#### [GIVEN RECORDS]
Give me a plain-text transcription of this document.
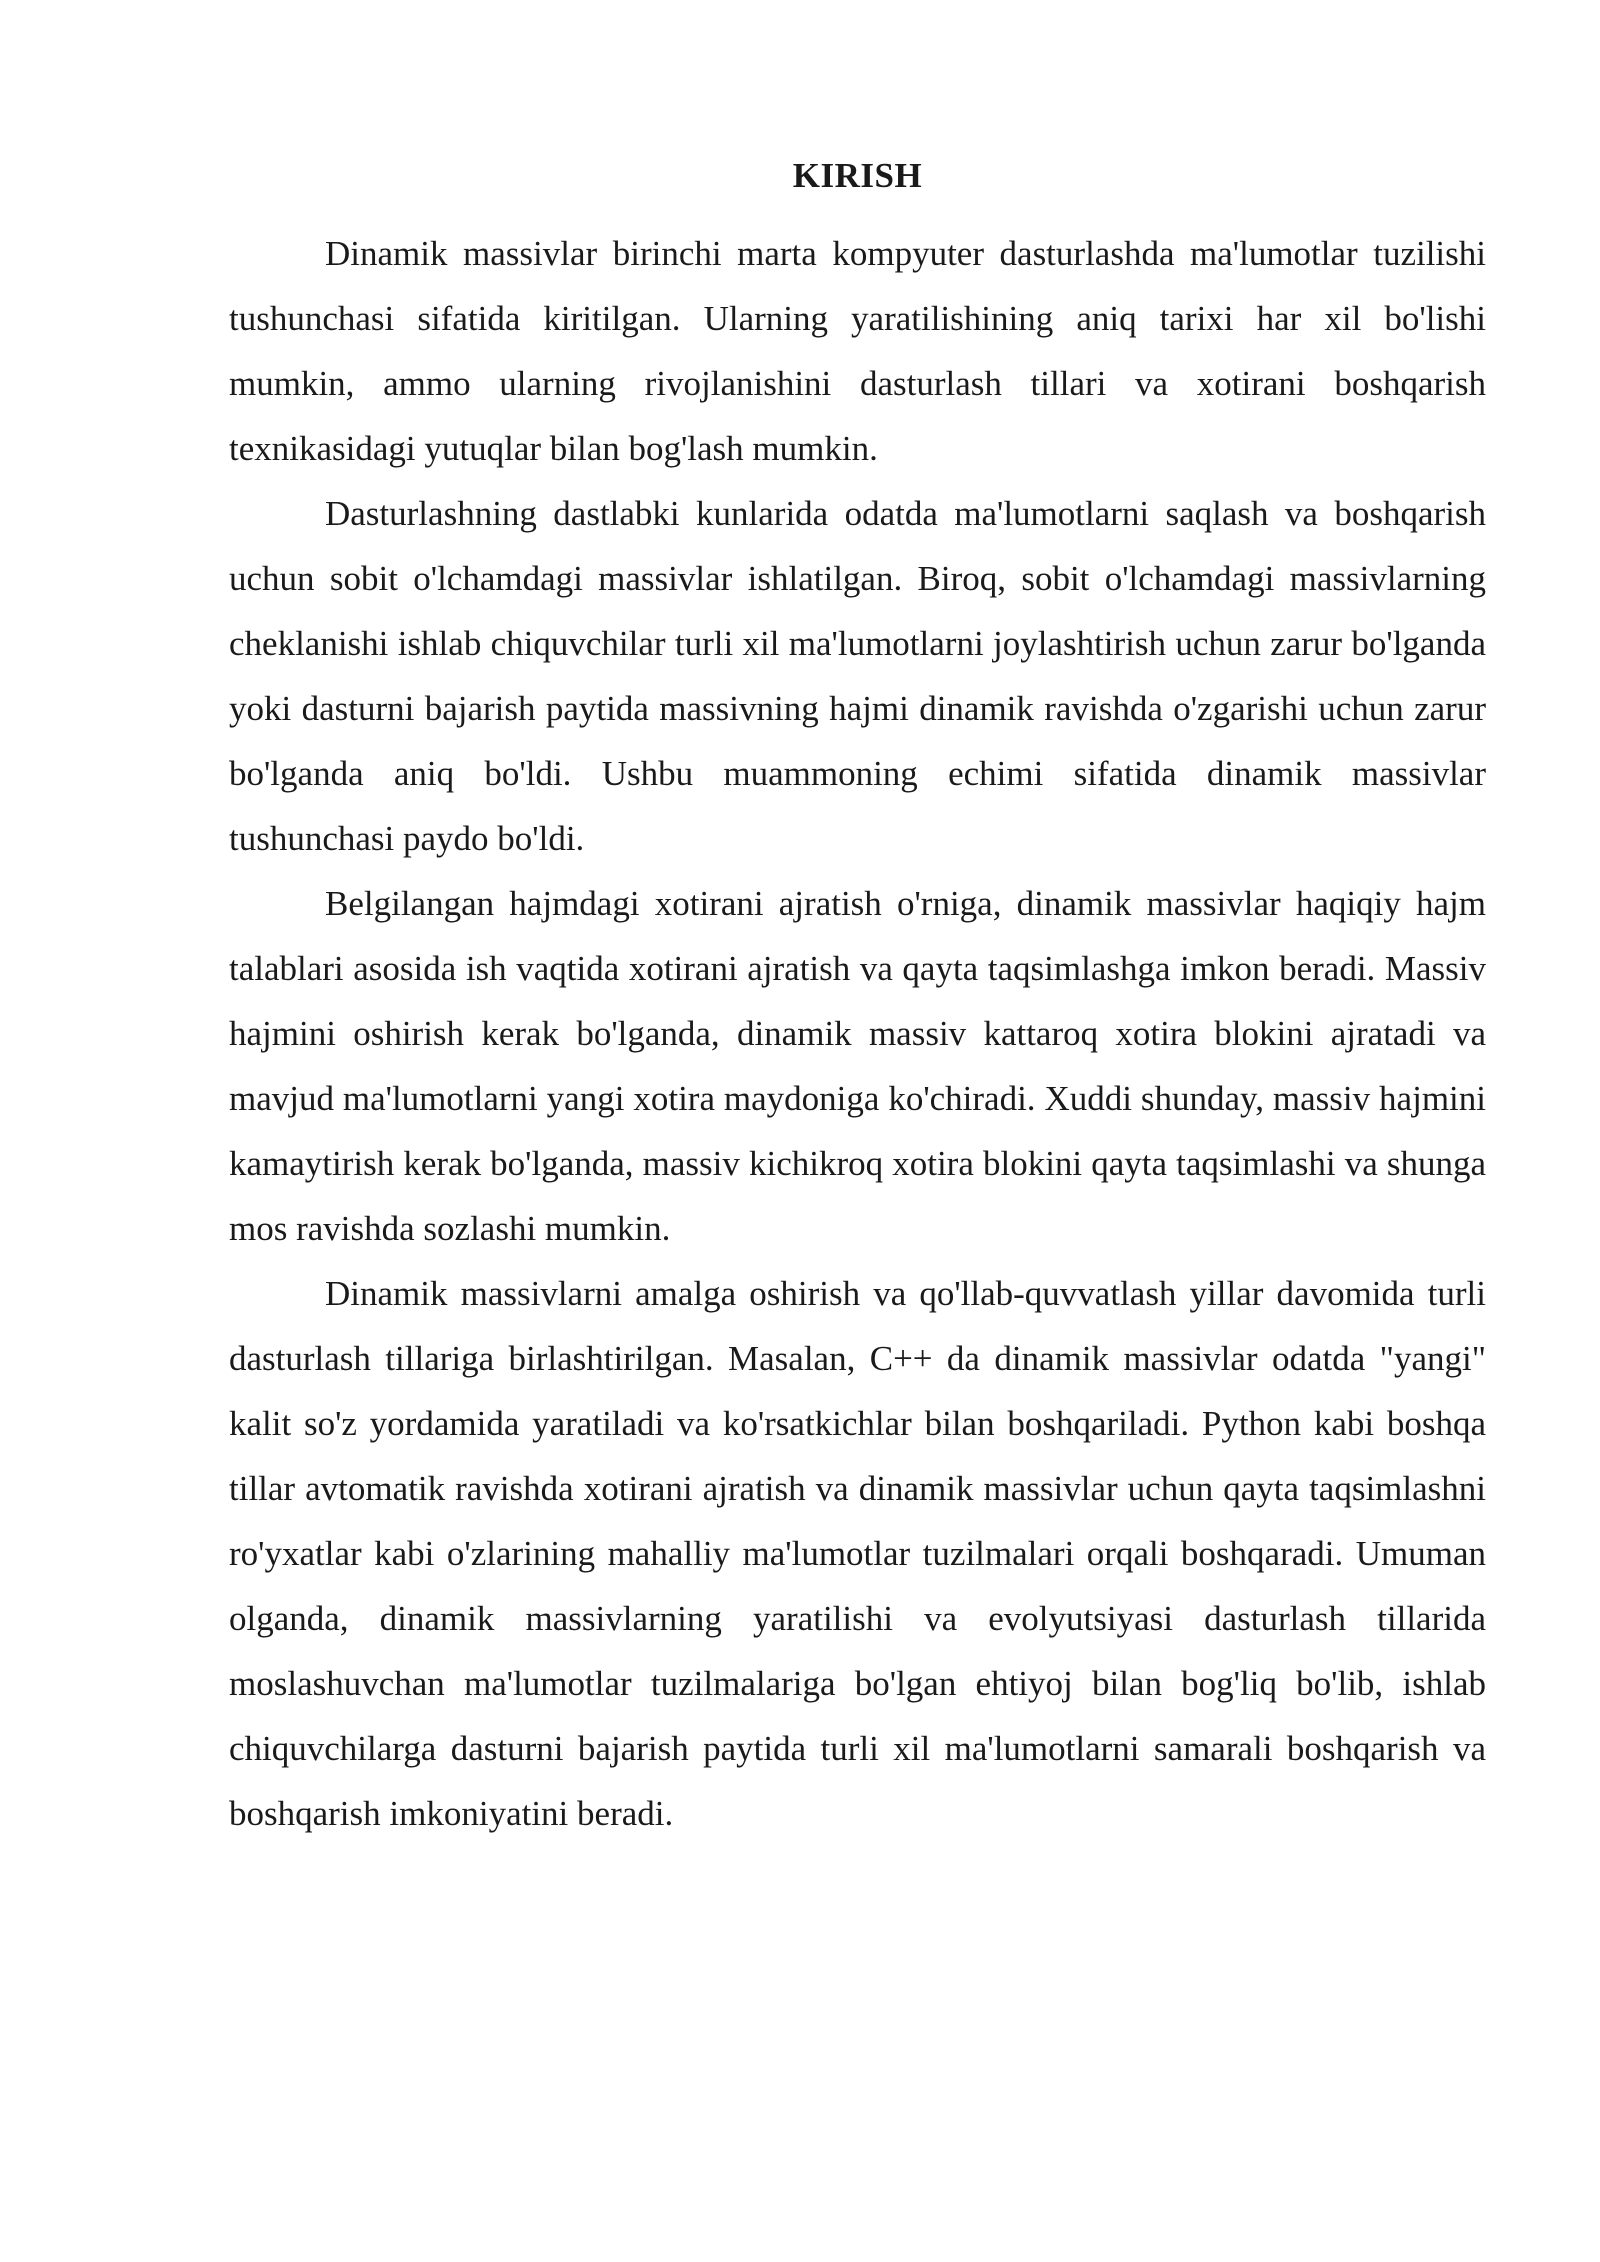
KIRISH

Dinamik massivlar birinchi marta kompyuter dasturlashda ma'lumotlar tuzilishi tushunchasi sifatida kiritilgan. Ularning yaratilishining aniq tarixi har xil bo'lishi mumkin, ammo ularning rivojlanishini dasturlash tillari va xotirani boshqarish texnikasidagi yutuqlar bilan bog'lash mumkin.

Dasturlashning dastlabki kunlarida odatda ma'lumotlarni saqlash va boshqarish uchun sobit o'lchamdagi massivlar ishlatilgan. Biroq, sobit o'lchamdagi massivlarning cheklanishi ishlab chiquvchilar turli xil ma'lumotlarni joylashtirish uchun zarur bo'lganda yoki dasturni bajarish paytida massivning hajmi dinamik ravishda o'zgarishi uchun zarur bo'lganda aniq bo'ldi. Ushbu muammoning echimi sifatida dinamik massivlar tushunchasi paydo bo'ldi.

Belgilangan hajmdagi xotirani ajratish o'rniga, dinamik massivlar haqiqiy hajm talablari asosida ish vaqtida xotirani ajratish va qayta taqsimlashga imkon beradi. Massiv hajmini oshirish kerak bo'lganda, dinamik massiv kattaroq xotira blokini ajratadi va mavjud ma'lumotlarni yangi xotira maydoniga ko'chiradi. Xuddi shunday, massiv hajmini kamaytirish kerak bo'lganda, massiv kichikroq xotira blokini qayta taqsimlashi va shunga mos ravishda sozlashi mumkin.

Dinamik massivlarni amalga oshirish va qo'llab-quvvatlash yillar davomida turli dasturlash tillariga birlashtirilgan. Masalan, C++ da dinamik massivlar odatda "yangi" kalit so'z yordamida yaratiladi va ko'rsatkichlar bilan boshqariladi. Python kabi boshqa tillar avtomatik ravishda xotirani ajratish va dinamik massivlar uchun qayta taqsimlashni ro'yxatlar kabi o'zlarining mahalliy ma'lumotlar tuzilmalari orqali boshqaradi. Umuman olganda, dinamik massivlarning yaratilishi va evolyutsiyasi dasturlash tillarida moslashuvchan ma'lumotlar tuzilmalariga bo'lgan ehtiyoj bilan bog'liq bo'lib, ishlab chiquvchilarga dasturni bajarish paytida turli xil ma'lumotlarni samarali boshqarish va boshqarish imkoniyatini beradi.
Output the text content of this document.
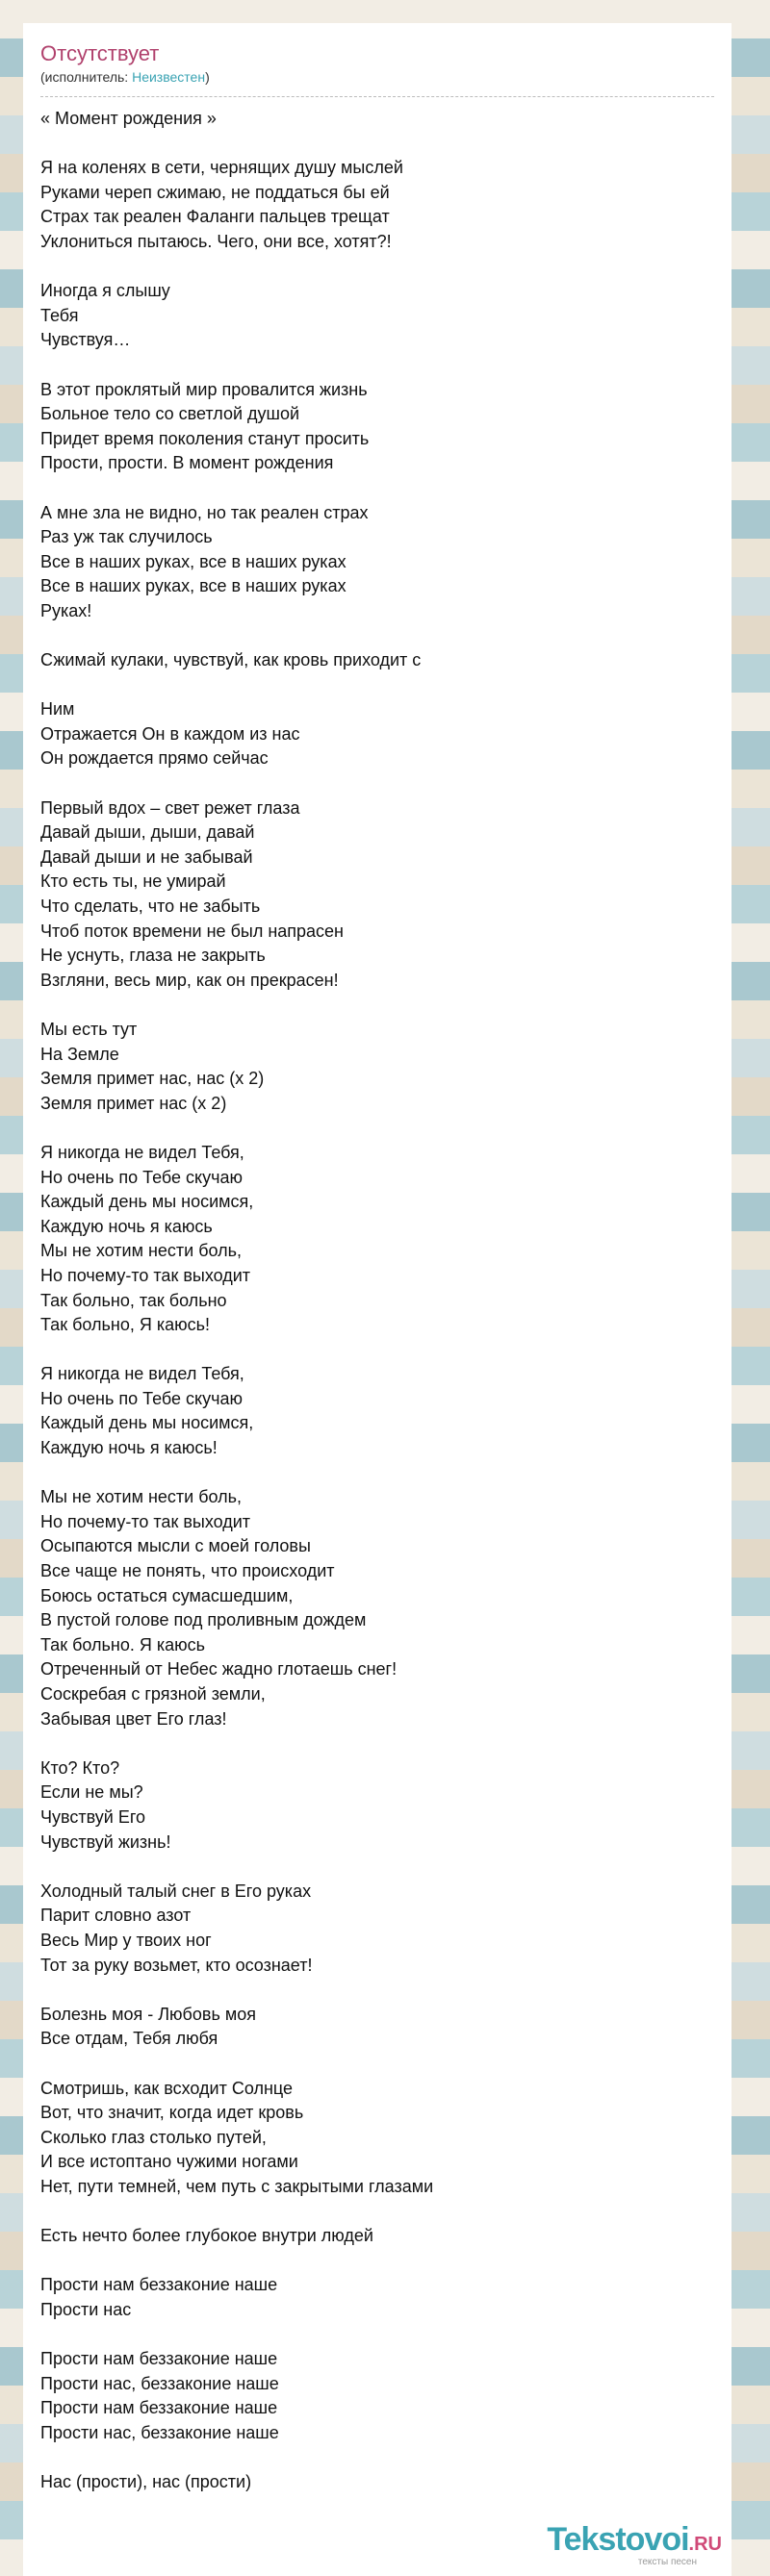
Отсутствует
(исполнитель: Неизвестен)
« Момент рождения »
Я на коленях в сети, чернящих душу мыслей
Руками череп сжимаю, не поддаться бы ей
Страх так реален Фаланги пальцев трещат
Уклониться пытаюсь. Чего, они все, хотят?!
Иногда я слышу
Тебя
Чувствуя…
В этот проклятый мир провалится жизнь
Больное тело со светлой душой
Придет время поколения станут просить
Прости, прости. В момент рождения
А мне зла не видно, но так реален страх
Раз уж так случилось
Все в наших руках, все в наших руках
Все в наших руках, все в наших руках
Руках!
Сжимай кулаки, чувствуй, как кровь приходит с
Ним
Отражается Он в каждом из нас
Он рождается прямо сейчас
Первый вдох – свет режет глаза
Давай дыши, дыши, давай
Давай дыши и не забывай
Кто есть ты, не умирай
Что сделать, что не забыть
Чтоб поток времени не был напрасен
Не уснуть, глаза не закрыть
Взгляни, весь мир, как он прекрасен!
Мы есть тут
На Земле
Земля примет нас, нас (x 2)
Земля примет нас (x 2)
Я никогда не видел Тебя,
Но очень по Тебе скучаю
Каждый день мы носимся,
Каждую ночь я каюсь
Мы не хотим нести боль,
Но почему-то так выходит
Так больно, так больно
Так больно, Я каюсь!
Я никогда не видел Тебя,
Но очень по Тебе скучаю
Каждый день мы носимся,
Каждую ночь я каюсь!
Мы не хотим нести боль,
Но почему-то так выходит
Осыпаются мысли с моей головы
Все чаще не понять, что происходит
Боюсь остаться сумасшедшим,
В пустой голове под проливным дождем
Так больно. Я каюсь
Отреченный от Небес жадно глотаешь снег!
Соскребая с грязной земли,
Забывая цвет Его глаз!
Кто? Кто?
Если не мы?
Чувствуй Его
Чувствуй жизнь!
Холодный талый снег в Его руках
Парит словно азот
Весь Мир у твоих ног
Тот за руку возьмет, кто осознает!
Болезнь моя - Любовь моя
Все отдам, Тебя любя
Смотришь, как всходит Солнце
Вот, что значит, когда идет кровь
Сколько глаз столько путей,
И все истоптано чужими ногами
Нет, пути темней, чем путь с закрытыми глазами
Есть нечто более глубокое внутри людей
Прости нам беззаконие наше
Прости нас
Прости нам беззаконие наше
Прости нас, беззаконие наше
Прости нам беззаконие наше
Прости нас, беззаконие наше
Нас (прости), нас (прости)
Tekstovoi.RU
тексты песен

#### [WHAT IS REQUIRED]
Output an exact copy of the material, with the pictures removed.

#### [FINISHED TASK]
Give me a plain-text transcription of this document.
KIRISH

Dinamik massivlar birinchi marta kompyuter dasturlashda ma'lumotlar tuzilishi tushunchasi sifatida kiritilgan. Ularning yaratilishining aniq tarixi har xil bo'lishi mumkin, ammo ularning rivojlanishini dasturlash tillari va xotirani boshqarish texnikasidagi yutuqlar bilan bog'lash mumkin.

Dasturlashning dastlabki kunlarida odatda ma'lumotlarni saqlash va boshqarish uchun sobit o'lchamdagi massivlar ishlatilgan. Biroq, sobit o'lchamdagi massivlarning cheklanishi ishlab chiquvchilar turli xil ma'lumotlarni joylashtirish uchun zarur bo'lganda yoki dasturni bajarish paytida massivning hajmi dinamik ravishda o'zgarishi uchun zarur bo'lganda aniq bo'ldi. Ushbu muammoning echimi sifatida dinamik massivlar tushunchasi paydo bo'ldi.

Belgilangan hajmdagi xotirani ajratish o'rniga, dinamik massivlar haqiqiy hajm talablari asosida ish vaqtida xotirani ajratish va qayta taqsimlashga imkon beradi. Massiv hajmini oshirish kerak bo'lganda, dinamik massiv kattaroq xotira blokini ajratadi va mavjud ma'lumotlarni yangi xotira maydoniga ko'chiradi. Xuddi shunday, massiv hajmini kamaytirish kerak bo'lganda, massiv kichikroq xotira blokini qayta taqsimlashi va shunga mos ravishda sozlashi mumkin.

Dinamik massivlarni amalga oshirish va qo'llab-quvvatlash yillar davomida turli dasturlash tillariga birlashtirilgan. Masalan, C++ da dinamik massivlar odatda "yangi" kalit so'z yordamida yaratiladi va ko'rsatkichlar bilan boshqariladi. Python kabi boshqa tillar avtomatik ravishda xotirani ajratish va dinamik massivlar uchun qayta taqsimlashni ro'yxatlar kabi o'zlarining mahalliy ma'lumotlar tuzilmalari orqali boshqaradi. Umuman olganda, dinamik massivlarning yaratilishi va evolyutsiyasi dasturlash tillarida moslashuvchan ma'lumotlar tuzilmalariga bo'lgan ehtiyoj bilan bog'liq bo'lib, ishlab chiquvchilarga dasturni bajarish paytida turli xil ma'lumotlarni samarali boshqarish va boshqarish imkoniyatini beradi.
Output the text content of this document.
Отсутствует
(исполнитель: Неизвестен)
« Момент рождения »
Я на коленях в сети, чернящих душу мыслей
Руками череп сжимаю, не поддаться бы ей
Страх так реален Фаланги пальцев трещат
Уклониться пытаюсь. Чего, они все, хотят?!
Иногда я слышу
Тебя
Чувствуя…
В этот проклятый мир провалится жизнь
Больное тело со светлой душой
Придет время поколения станут просить
Прости, прости. В момент рождения
А мне зла не видно, но так реален страх
Раз уж так случилось
Все в наших руках, все в наших руках
Все в наших руках, все в наших руках
Руках!
Сжимай кулаки, чувствуй, как кровь приходит с
Ним
Отражается Он в каждом из нас
Он рождается прямо сейчас
Первый вдох – свет режет глаза
Давай дыши, дыши, давай
Давай дыши и не забывай
Кто есть ты, не умирай
Что сделать, что не забыть
Чтоб поток времени не был напрасен
Не уснуть, глаза не закрыть
Взгляни, весь мир, как он прекрасен!
Мы есть тут
На Земле
Земля примет нас, нас (x 2)
Земля примет нас (x 2)
Я никогда не видел Тебя,
Но очень по Тебе скучаю
Каждый день мы носимся,
Каждую ночь я каюсь
Мы не хотим нести боль,
Но почему-то так выходит
Так больно, так больно
Так больно, Я каюсь!
Я никогда не видел Тебя,
Но очень по Тебе скучаю
Каждый день мы носимся,
Каждую ночь я каюсь!
Мы не хотим нести боль,
Но почему-то так выходит
Осыпаются мысли с моей головы
Все чаще не понять, что происходит
Боюсь остаться сумасшедшим,
В пустой голове под проливным дождем
Так больно. Я каюсь
Отреченный от Небес жадно глотаешь снег!
Соскребая с грязной земли,
Забывая цвет Его глаз!
Кто? Кто?
Если не мы?
Чувствуй Его
Чувствуй жизнь!
Холодный талый снег в Его руках
Парит словно азот
Весь Мир у твоих ног
Тот за руку возьмет, кто осознает!
Болезнь моя - Любовь моя
Все отдам, Тебя любя
Смотришь, как всходит Солнце
Вот, что значит, когда идет кровь
Сколько глаз столько путей,
И все истоптано чужими ногами
Нет, пути темней, чем путь с закрытыми глазами
Есть нечто более глубокое внутри людей
Прости нам беззаконие наше
Прости нас
Прости нам беззаконие наше
Прости нас, беззаконие наше
Прости нам беззаконие наше
Прости нас, беззаконие наше
Нас (прости), нас (прости)
Tekstovoi.RU
тексты песен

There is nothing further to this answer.